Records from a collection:
----

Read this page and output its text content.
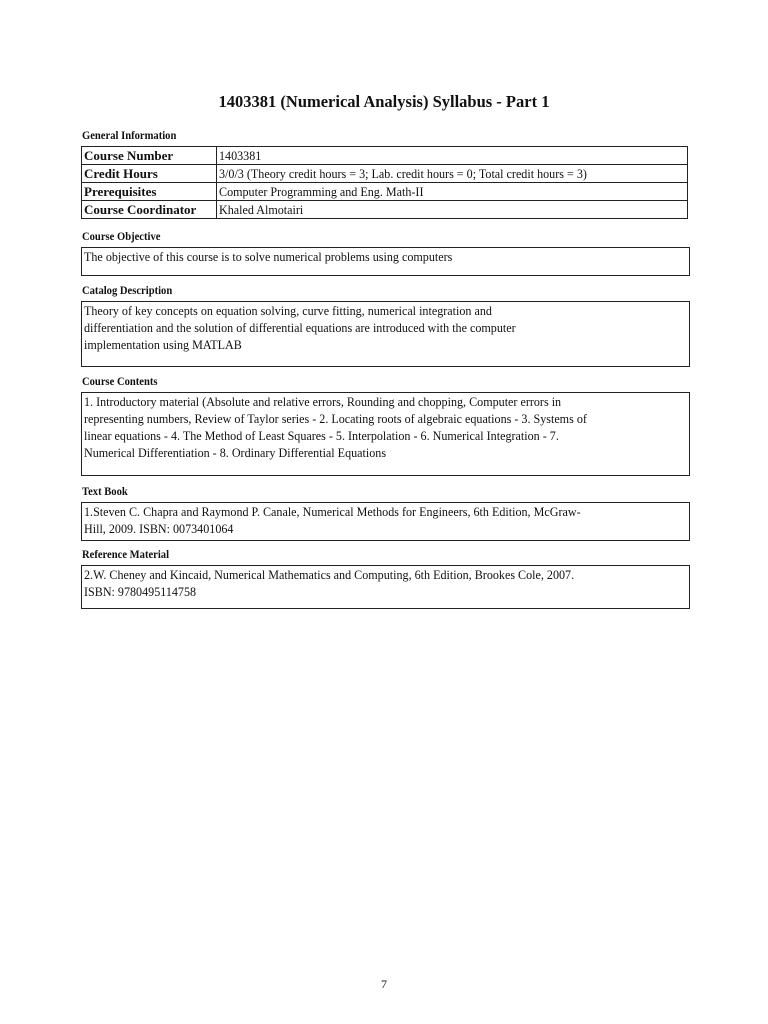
1403381 (Numerical Analysis) Syllabus - Part 1
General Information
Course Number	1403381
Credit Hours	3/0/3 (Theory credit hours = 3; Lab. credit hours = 0; Total credit hours = 3)
Prerequisites	Computer Programming and Eng. Math-II
Course Coordinator	Khaled Almotairi
Course Objective
The objective of this course is to solve numerical problems using computers
Catalog Description
Theory of key concepts on equation solving, curve fitting, numerical integration and
differentiation and the solution of differential equations are introduced with the computer
implementation using MATLAB
Course Contents
1. Introductory material (Absolute and relative errors, Rounding and chopping, Computer errors in
representing numbers, Review of Taylor series - 2. Locating roots of algebraic equations - 3. Systems of
linear equations - 4. The Method of Least Squares - 5. Interpolation - 6. Numerical Integration - 7.
Numerical Differentiation - 8. Ordinary Differential Equations
Text Book
1.Steven C. Chapra and Raymond P. Canale, Numerical Methods for Engineers, 6th Edition, McGraw-
Hill, 2009. ISBN: 0073401064
Reference Material
2.W. Cheney and Kincaid, Numerical Mathematics and Computing, 6th Edition, Brookes Cole, 2007.
ISBN: 9780495114758
7
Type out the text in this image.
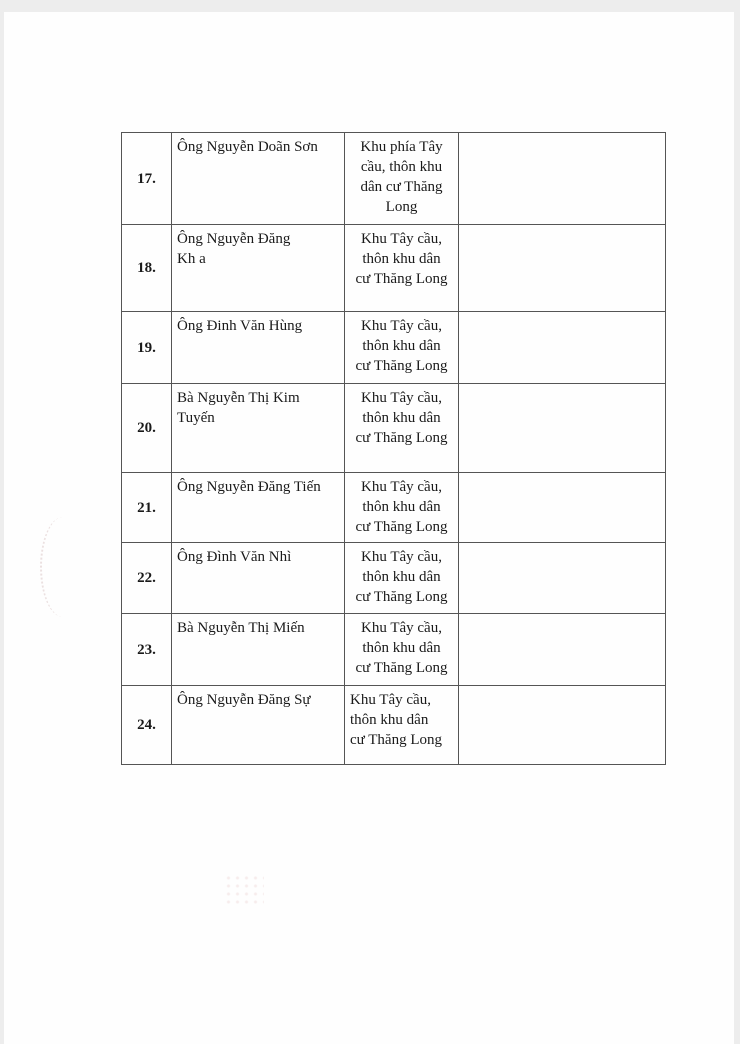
17.	Ông Nguyễn Doãn Sơn	Khu phía Tây
cầu, thôn khu
dân cư Thăng
Long	

18.	Ông Nguyễn Đăng
Kh a	Khu Tây cầu,
thôn khu dân
cư Thăng Long	

19.	Ông Đinh Văn Hùng	Khu Tây cầu,
thôn khu dân
cư Thăng Long	

20.	Bà Nguyễn Thị Kim
Tuyến	Khu Tây cầu,
thôn khu dân
cư Thăng Long	

21.	Ông Nguyễn Đăng Tiến	Khu Tây cầu,
thôn khu dân
cư Thăng Long	

22.	Ông Đình Văn Nhì	Khu Tây cầu,
thôn khu dân
cư Thăng Long	

23.	Bà Nguyễn Thị Miến	Khu Tây cầu,
thôn khu dân
cư Thăng Long	

24.	Ông Nguyễn Đăng Sự	Khu Tây cầu,
thôn khu dân
cư Thăng Long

----

### [PROBLEM STATEMENT]
Say how many lines of the data hold the string "ISBN". Reply with the number alone.

### [OUTPUT]
2